#### Provided data

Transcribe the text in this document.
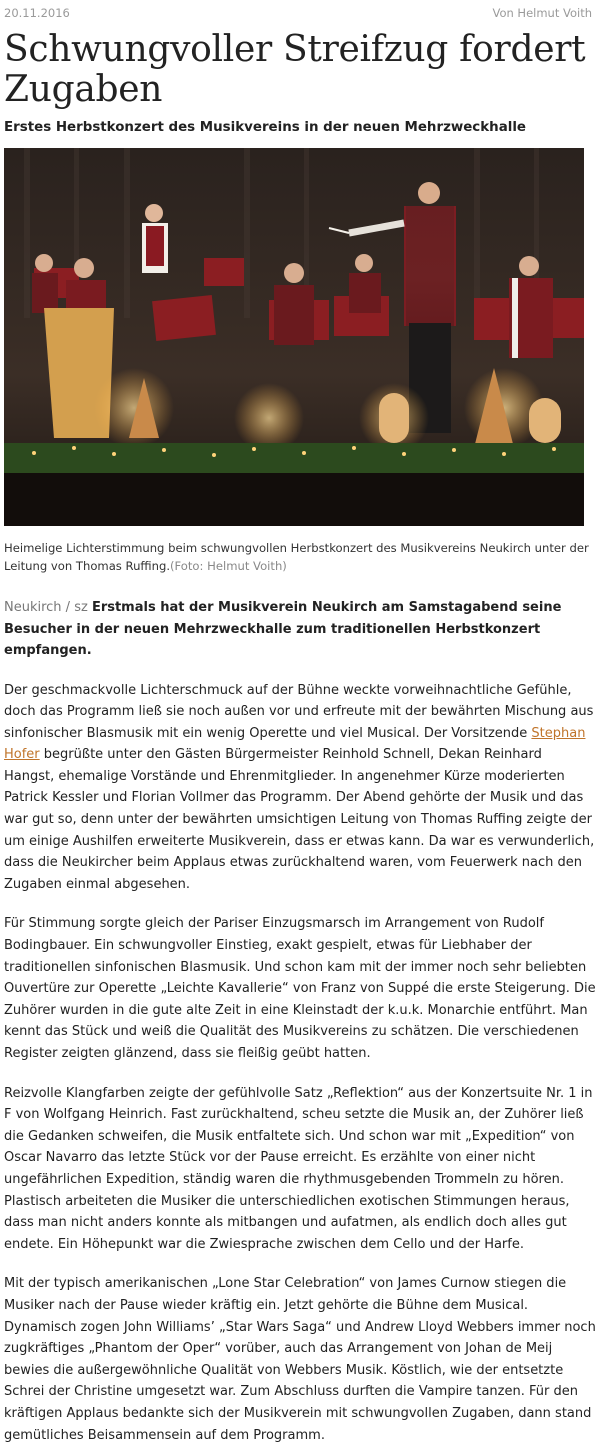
20.11.2016	Von Helmut Voith
Schwungvoller Streifzug fordert Zugaben
Erstes Herbstkonzert des Musikvereins in der neuen Mehrzweckhalle
Heimelige Lichterstimmung beim schwungvollen Herbstkonzert des Musikvereins Neukirch unter der Leitung von Thomas Ruffing.(Foto: Helmut Voith)
Neukirch / sz Erstmals hat der Musikverein Neukirch am Samstagabend seine Besucher in der neuen Mehrzweckhalle zum traditionellen Herbstkonzert empfangen.

Der geschmackvolle Lichterschmuck auf der Bühne weckte vorweihnachtliche Gefühle, doch das Programm ließ sie noch außen vor und erfreute mit der bewährten Mischung aus sinfonischer Blasmusik mit ein wenig Operette und viel Musical. Der Vorsitzende Stephan Hofer begrüßte unter den Gästen Bürgermeister Reinhold Schnell, Dekan Reinhard Hangst, ehemalige Vorstände und Ehrenmitglieder. In angenehmer Kürze moderierten Patrick Kessler und Florian Vollmer das Programm. Der Abend gehörte der Musik und das war gut so, denn unter der bewährten umsichtigen Leitung von Thomas Ruffing zeigte der um einige Aushilfen erweiterte Musikverein, dass er etwas kann. Da war es verwunderlich, dass die Neukircher beim Applaus etwas zurückhaltend waren, vom Feuerwerk nach den Zugaben einmal abgesehen.

Für Stimmung sorgte gleich der Pariser Einzugsmarsch im Arrangement von Rudolf Bodingbauer. Ein schwungvoller Einstieg, exakt gespielt, etwas für Liebhaber der traditionellen sinfonischen Blasmusik. Und schon kam mit der immer noch sehr beliebten Ouvertüre zur Operette „Leichte Kavallerie“ von Franz von Suppé die erste Steigerung. Die Zuhörer wurden in die gute alte Zeit in eine Kleinstadt der k.u.k. Monarchie entführt. Man kennt das Stück und weiß die Qualität des Musikvereins zu schätzen. Die verschiedenen Register zeigten glänzend, dass sie fleißig geübt hatten.

Reizvolle Klangfarben zeigte der gefühlvolle Satz „Reflektion“ aus der Konzertsuite Nr. 1 in F von Wolfgang Heinrich. Fast zurückhaltend, scheu setzte die Musik an, der Zuhörer ließ die Gedanken schweifen, die Musik entfaltete sich. Und schon war mit „Expedition“ von Oscar Navarro das letzte Stück vor der Pause erreicht. Es erzählte von einer nicht ungefährlichen Expedition, ständig waren die rhythmusgebenden Trommeln zu hören. Plastisch arbeiteten die Musiker die unterschiedlichen exotischen Stimmungen heraus, dass man nicht anders konnte als mitbangen und aufatmen, als endlich doch alles gut endete. Ein Höhepunkt war die Zwiesprache zwischen dem Cello und der Harfe.

Mit der typisch amerikanischen „Lone Star Celebration“ von James Curnow stiegen die Musiker nach der Pause wieder kräftig ein. Jetzt gehörte die Bühne dem Musical. Dynamisch zogen John Williams’ „Star Wars Saga“ und Andrew Lloyd Webbers immer noch zugkräftiges „Phantom der Oper“ vorüber, auch das Arrangement von Johan de Meij bewies die außergewöhnliche Qualität von Webbers Musik. Köstlich, wie der entsetzte Schrei der Christine umgesetzt war. Zum Abschluss durften die Vampire tanzen. Für den kräftigen Applaus bedankte sich der Musikverein mit schwungvollen Zugaben, dann stand gemütliches Beisammensein auf dem Programm.
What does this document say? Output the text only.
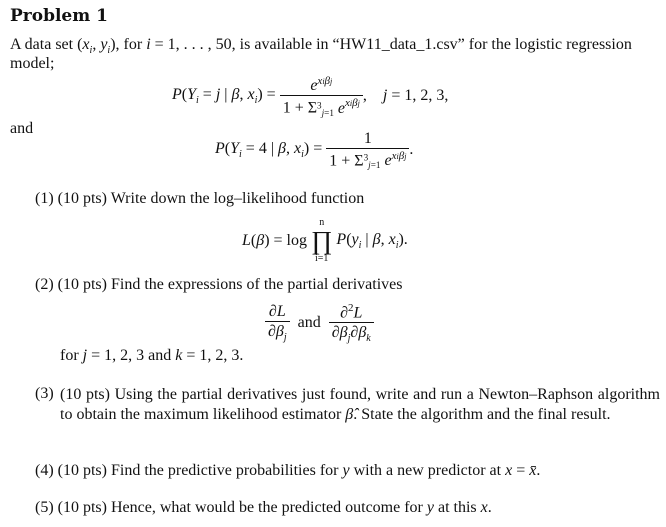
Problem 1
A data set ($x_i$, $y_i$), for i = 1, . . . , 50, is available in “HW11_data_1.csv” for the logistic regression
model;
$P(Y_i = j$ | β, $x_i) = \frac{e^{xi\beta j}}{1 + \Sigma^3_{j=1} e^{xi\beta j}}$ ,    j = 1, 2, 3,
and
$P(Y_i = 4$ | β, $x_i) = \frac{1}{1 + \Sigma^3_{j=1} e^{xi\beta j}}$ .
(1) (10 pts) Write down the log–likelihood function
L(β) = log
n
∏
i=1
$P(y_i$ | β, $x_i$).
(2) (10 pts) Find the expressions of the partial derivatives
$\frac{\partial L}{\partial\beta_j}$ and $\frac{\partial^2L}{\partial\beta_j\partial\beta_k}$
for j = 1, 2, 3 and k = 1, 2, 3.
(3) (10 pts) Using the partial derivatives just found, write and run a Newton–Raphson algorithm to obtain the maximum likelihood estimator β̂. State the algorithm and the final result.
(4) (10 pts) Find the predictive probabilities for y with a new predictor at x = x̄.
(5) (10 pts) Hence, what would be the predicted outcome for y at this x.
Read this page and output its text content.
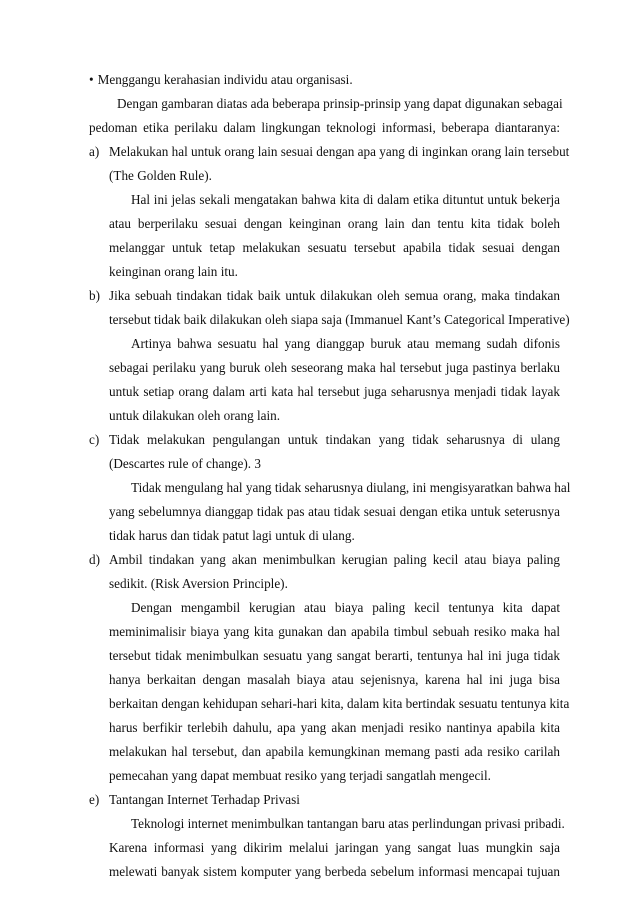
• Menggangu kerahasian individu atau organisasi.
Dengan gambaran diatas ada beberapa prinsip-prinsip yang dapat digunakan sebagai
pedoman etika perilaku dalam lingkungan teknologi informasi, beberapa diantaranya:
a) Melakukan hal untuk orang lain sesuai dengan apa yang di inginkan orang lain tersebut
(The Golden Rule).
Hal ini jelas sekali mengatakan bahwa kita di dalam etika dituntut untuk bekerja
atau berperilaku sesuai dengan keinginan orang lain dan tentu kita tidak boleh
melanggar untuk tetap melakukan sesuatu tersebut apabila tidak sesuai dengan
keinginan orang lain itu.
b) Jika sebuah tindakan tidak baik untuk dilakukan oleh semua orang, maka tindakan
tersebut tidak baik dilakukan oleh siapa saja (Immanuel Kant’s Categorical Imperative)
Artinya bahwa sesuatu hal yang dianggap buruk atau memang sudah difonis
sebagai perilaku yang buruk oleh seseorang maka hal tersebut juga pastinya berlaku
untuk setiap orang dalam arti kata hal tersebut juga seharusnya menjadi tidak layak
untuk dilakukan oleh orang lain.
c) Tidak melakukan pengulangan untuk tindakan yang tidak seharusnya di ulang
(Descartes rule of change). 3
Tidak mengulang hal yang tidak seharusnya diulang, ini mengisyaratkan bahwa hal
yang sebelumnya dianggap tidak pas atau tidak sesuai dengan etika untuk seterusnya
tidak harus dan tidak patut lagi untuk di ulang.
d) Ambil tindakan yang akan menimbulkan kerugian paling kecil atau biaya paling
sedikit. (Risk Aversion Principle).
Dengan mengambil kerugian atau biaya paling kecil tentunya kita dapat
meminimalisir biaya yang kita gunakan dan apabila timbul sebuah resiko maka hal
tersebut tidak menimbulkan sesuatu yang sangat berarti, tentunya hal ini juga tidak
hanya berkaitan dengan masalah biaya atau sejenisnya, karena hal ini juga bisa
berkaitan dengan kehidupan sehari-hari kita, dalam kita bertindak sesuatu tentunya kita
harus berfikir terlebih dahulu, apa yang akan menjadi resiko nantinya apabila kita
melakukan hal tersebut, dan apabila kemungkinan memang pasti ada resiko carilah
pemecahan yang dapat membuat resiko yang terjadi sangatlah mengecil.
e) Tantangan Internet Terhadap Privasi
Teknologi internet menimbulkan tantangan baru atas perlindungan privasi pribadi.
Karena informasi yang dikirim melalui jaringan yang sangat luas mungkin saja
melewati banyak sistem komputer yang berbeda sebelum informasi mencapai tujuan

########

» Aim of the task:
Return all of the data exactly as written, and drop the pictures.

» Finished task:
Transcribe the text in this document.
20.11.2016	Von Helmut Voith
Schwungvoller Streifzug fordert Zugaben
Erstes Herbstkonzert des Musikvereins in der neuen Mehrzweckhalle
Heimelige Lichterstimmung beim schwungvollen Herbstkonzert des Musikvereins Neukirch unter der Leitung von Thomas Ruffing.(Foto: Helmut Voith)
Neukirch / sz Erstmals hat der Musikverein Neukirch am Samstagabend seine Besucher in der neuen Mehrzweckhalle zum traditionellen Herbstkonzert empfangen.

Der geschmackvolle Lichterschmuck auf der Bühne weckte vorweihnachtliche Gefühle, doch das Programm ließ sie noch außen vor und erfreute mit der bewährten Mischung aus sinfonischer Blasmusik mit ein wenig Operette und viel Musical. Der Vorsitzende Stephan Hofer begrüßte unter den Gästen Bürgermeister Reinhold Schnell, Dekan Reinhard Hangst, ehemalige Vorstände und Ehrenmitglieder. In angenehmer Kürze moderierten Patrick Kessler und Florian Vollmer das Programm. Der Abend gehörte der Musik und das war gut so, denn unter der bewährten umsichtigen Leitung von Thomas Ruffing zeigte der um einige Aushilfen erweiterte Musikverein, dass er etwas kann. Da war es verwunderlich, dass die Neukircher beim Applaus etwas zurückhaltend waren, vom Feuerwerk nach den Zugaben einmal abgesehen.

Für Stimmung sorgte gleich der Pariser Einzugsmarsch im Arrangement von Rudolf Bodingbauer. Ein schwungvoller Einstieg, exakt gespielt, etwas für Liebhaber der traditionellen sinfonischen Blasmusik. Und schon kam mit der immer noch sehr beliebten Ouvertüre zur Operette „Leichte Kavallerie“ von Franz von Suppé die erste Steigerung. Die Zuhörer wurden in die gute alte Zeit in eine Kleinstadt der k.u.k. Monarchie entführt. Man kennt das Stück und weiß die Qualität des Musikvereins zu schätzen. Die verschiedenen Register zeigten glänzend, dass sie fleißig geübt hatten.

Reizvolle Klangfarben zeigte der gefühlvolle Satz „Reflektion“ aus der Konzertsuite Nr. 1 in F von Wolfgang Heinrich. Fast zurückhaltend, scheu setzte die Musik an, der Zuhörer ließ die Gedanken schweifen, die Musik entfaltete sich. Und schon war mit „Expedition“ von Oscar Navarro das letzte Stück vor der Pause erreicht. Es erzählte von einer nicht ungefährlichen Expedition, ständig waren die rhythmusgebenden Trommeln zu hören. Plastisch arbeiteten die Musiker die unterschiedlichen exotischen Stimmungen heraus, dass man nicht anders konnte als mitbangen und aufatmen, als endlich doch alles gut endete. Ein Höhepunkt war die Zwiesprache zwischen dem Cello und der Harfe.

Mit der typisch amerikanischen „Lone Star Celebration“ von James Curnow stiegen die Musiker nach der Pause wieder kräftig ein. Jetzt gehörte die Bühne dem Musical. Dynamisch zogen John Williams’ „Star Wars Saga“ und Andrew Lloyd Webbers immer noch zugkräftiges „Phantom der Oper“ vorüber, auch das Arrangement von Johan de Meij bewies die außergewöhnliche Qualität von Webbers Musik. Köstlich, wie der entsetzte Schrei der Christine umgesetzt war. Zum Abschluss durften die Vampire tanzen. Für den kräftigen Applaus bedankte sich der Musikverein mit schwungvollen Zugaben, dann stand gemütliches Beisammensein auf dem Programm.
What does this document say? Output the text only.
Problem 1
A data set ($x_i$, $y_i$), for i = 1, . . . , 50, is available in “HW11_data_1.csv” for the logistic regression
model;
$P(Y_i = j$ | β, $x_i) = \frac{e^{xi\beta j}}{1 + \Sigma^3_{j=1} e^{xi\beta j}}$ ,    j = 1, 2, 3,
and
$P(Y_i = 4$ | β, $x_i) = \frac{1}{1 + \Sigma^3_{j=1} e^{xi\beta j}}$ .
(1) (10 pts) Write down the log–likelihood function
L(β) = log
n
∏
i=1
$P(y_i$ | β, $x_i$).
(2) (10 pts) Find the expressions of the partial derivatives
$\frac{\partial L}{\partial\beta_j}$ and $\frac{\partial^2L}{\partial\beta_j\partial\beta_k}$
for j = 1, 2, 3 and k = 1, 2, 3.
(3) (10 pts) Using the partial derivatives just found, write and run a Newton–Raphson algorithm to obtain the maximum likelihood estimator β̂. State the algorithm and the final result.
(4) (10 pts) Find the predictive probabilities for y with a new predictor at x = x̄.
(5) (10 pts) Hence, what would be the predicted outcome for y at this x.
Read this page and output its text content.
• Menggangu kerahasian individu atau organisasi.
Dengan gambaran diatas ada beberapa prinsip-prinsip yang dapat digunakan sebagai
pedoman etika perilaku dalam lingkungan teknologi informasi, beberapa diantaranya:
a) Melakukan hal untuk orang lain sesuai dengan apa yang di inginkan orang lain tersebut
(The Golden Rule).
Hal ini jelas sekali mengatakan bahwa kita di dalam etika dituntut untuk bekerja
atau berperilaku sesuai dengan keinginan orang lain dan tentu kita tidak boleh
melanggar untuk tetap melakukan sesuatu tersebut apabila tidak sesuai dengan
keinginan orang lain itu.
b) Jika sebuah tindakan tidak baik untuk dilakukan oleh semua orang, maka tindakan
tersebut tidak baik dilakukan oleh siapa saja (Immanuel Kant’s Categorical Imperative)
Artinya bahwa sesuatu hal yang dianggap buruk atau memang sudah difonis
sebagai perilaku yang buruk oleh seseorang maka hal tersebut juga pastinya berlaku
untuk setiap orang dalam arti kata hal tersebut juga seharusnya menjadi tidak layak
untuk dilakukan oleh orang lain.
c) Tidak melakukan pengulangan untuk tindakan yang tidak seharusnya di ulang
(Descartes rule of change). 3
Tidak mengulang hal yang tidak seharusnya diulang, ini mengisyaratkan bahwa hal
yang sebelumnya dianggap tidak pas atau tidak sesuai dengan etika untuk seterusnya
tidak harus dan tidak patut lagi untuk di ulang.
d) Ambil tindakan yang akan menimbulkan kerugian paling kecil atau biaya paling
sedikit. (Risk Aversion Principle).
Dengan mengambil kerugian atau biaya paling kecil tentunya kita dapat
meminimalisir biaya yang kita gunakan dan apabila timbul sebuah resiko maka hal
tersebut tidak menimbulkan sesuatu yang sangat berarti, tentunya hal ini juga tidak
hanya berkaitan dengan masalah biaya atau sejenisnya, karena hal ini juga bisa
berkaitan dengan kehidupan sehari-hari kita, dalam kita bertindak sesuatu tentunya kita
harus berfikir terlebih dahulu, apa yang akan menjadi resiko nantinya apabila kita
melakukan hal tersebut, dan apabila kemungkinan memang pasti ada resiko carilah
pemecahan yang dapat membuat resiko yang terjadi sangatlah mengecil.
e) Tantangan Internet Terhadap Privasi
Teknologi internet menimbulkan tantangan baru atas perlindungan privasi pribadi.
Karena informasi yang dikirim melalui jaringan yang sangat luas mungkin saja
melewati banyak sistem komputer yang berbeda sebelum informasi mencapai tujuan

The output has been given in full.